[Records from a collection]
>> start

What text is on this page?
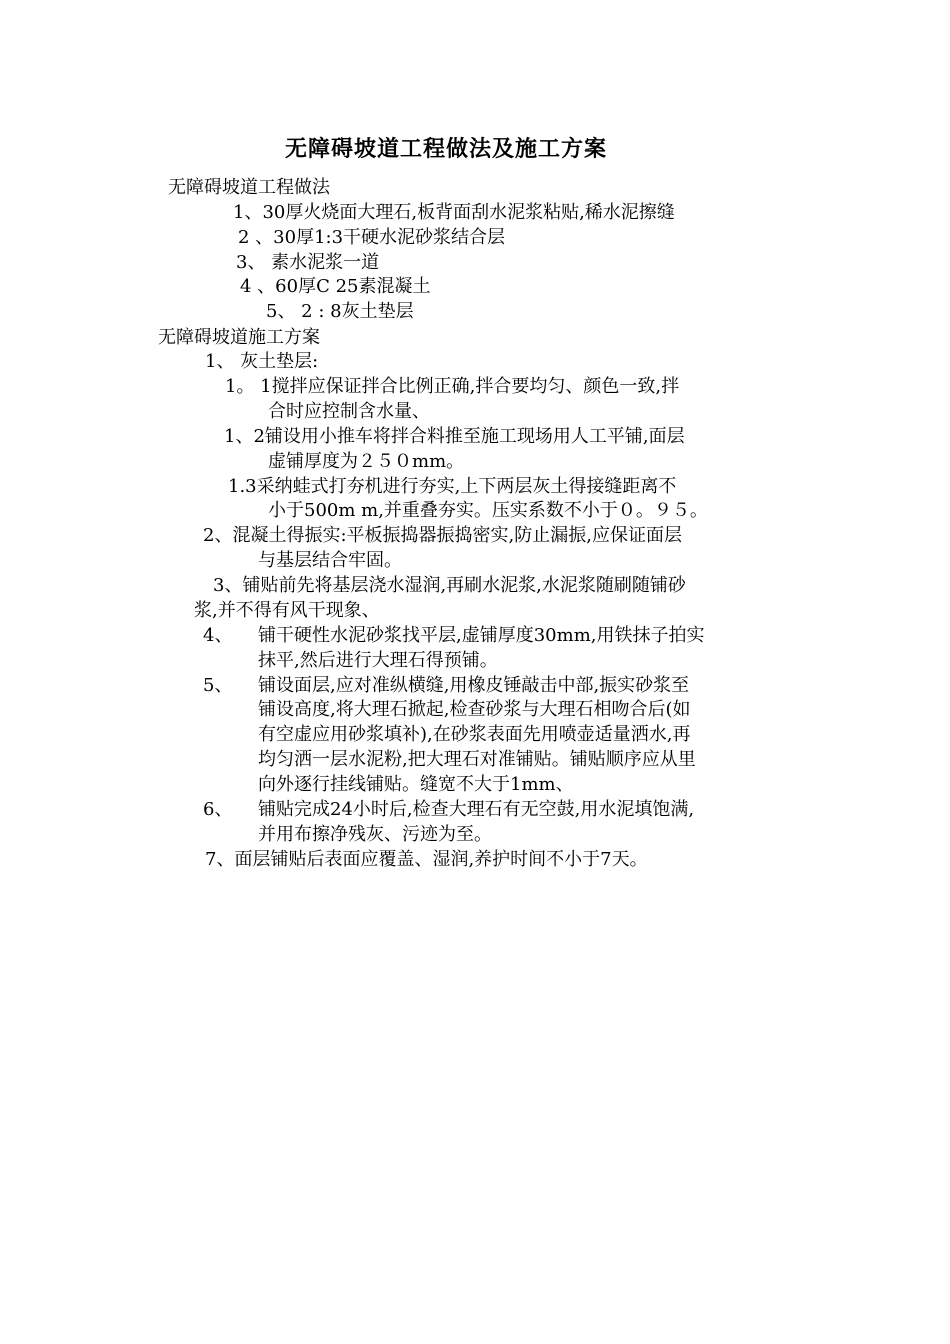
无障碍坡道工程做法及施工方案
无障碍坡道工程做法
1、30厚火烧面大理石,板背面刮水泥浆粘贴,稀水泥擦缝
2 、30厚1:3干硬水泥砂浆结合层
3、 素水泥浆一道
4 、60厚C 25素混凝土
5、 2 : 8灰土垫层
无障碍坡道施工方案
1、 灰土垫层:
1。 1搅拌应保证拌合比例正确,拌合要均匀、颜色一致,拌
合时应控制含水量、
1、2铺设用小推车将拌合料推至施工现场用人工平铺,面层
虚铺厚度为２５０mm。
1.3采纳蛙式打夯机进行夯实,上下两层灰土得接缝距离不
小于500m m,并重叠夯实。压实系数不小于０。９５。
2、混凝土得振实:平板振捣器振捣密实,防止漏振,应保证面层
与基层结合牢固。
3、铺贴前先将基层浇水湿润,再刷水泥浆,水泥浆随刷随铺砂
浆,并不得有风干现象、
4、 铺干硬性水泥砂浆找平层,虚铺厚度30mm,用铁抹子拍实
抹平,然后进行大理石得预铺。
5、 铺设面层,应对准纵横缝,用橡皮锤敲击中部,振实砂浆至
铺设高度,将大理石掀起,检查砂浆与大理石相吻合后(如
有空虚应用砂浆填补),在砂浆表面先用喷壶适量洒水,再
均匀洒一层水泥粉,把大理石对准铺贴。铺贴顺序应从里
向外逐行挂线铺贴。缝宽不大于1mm、
6、 铺贴完成24小时后,检查大理石有无空鼓,用水泥填饱满,
并用布擦净残灰、污迹为至。
7、面层铺贴后表面应覆盖、湿润,养护时间不小于7天。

>> end

» **Set task**: Copy each line above precisely, dropping the pictures.

» **Answer**:
What text is on this page?
无障碍坡道工程做法及施工方案
无障碍坡道工程做法
1、30厚火烧面大理石,板背面刮水泥浆粘贴,稀水泥擦缝
2 、30厚1:3干硬水泥砂浆结合层
3、 素水泥浆一道
4 、60厚C 25素混凝土
5、 2 : 8灰土垫层
无障碍坡道施工方案
1、 灰土垫层:
1。 1搅拌应保证拌合比例正确,拌合要均匀、颜色一致,拌
合时应控制含水量、
1、2铺设用小推车将拌合料推至施工现场用人工平铺,面层
虚铺厚度为２５０mm。
1.3采纳蛙式打夯机进行夯实,上下两层灰土得接缝距离不
小于500m m,并重叠夯实。压实系数不小于０。９５。
2、混凝土得振实:平板振捣器振捣密实,防止漏振,应保证面层
与基层结合牢固。
3、铺贴前先将基层浇水湿润,再刷水泥浆,水泥浆随刷随铺砂
浆,并不得有风干现象、
4、 铺干硬性水泥砂浆找平层,虚铺厚度30mm,用铁抹子拍实
抹平,然后进行大理石得预铺。
5、 铺设面层,应对准纵横缝,用橡皮锤敲击中部,振实砂浆至
铺设高度,将大理石掀起,检查砂浆与大理石相吻合后(如
有空虚应用砂浆填补),在砂浆表面先用喷壶适量洒水,再
均匀洒一层水泥粉,把大理石对准铺贴。铺贴顺序应从里
向外逐行挂线铺贴。缝宽不大于1mm、
6、 铺贴完成24小时后,检查大理石有无空鼓,用水泥填饱满,
并用布擦净残灰、污迹为至。
7、面层铺贴后表面应覆盖、湿润,养护时间不小于7天。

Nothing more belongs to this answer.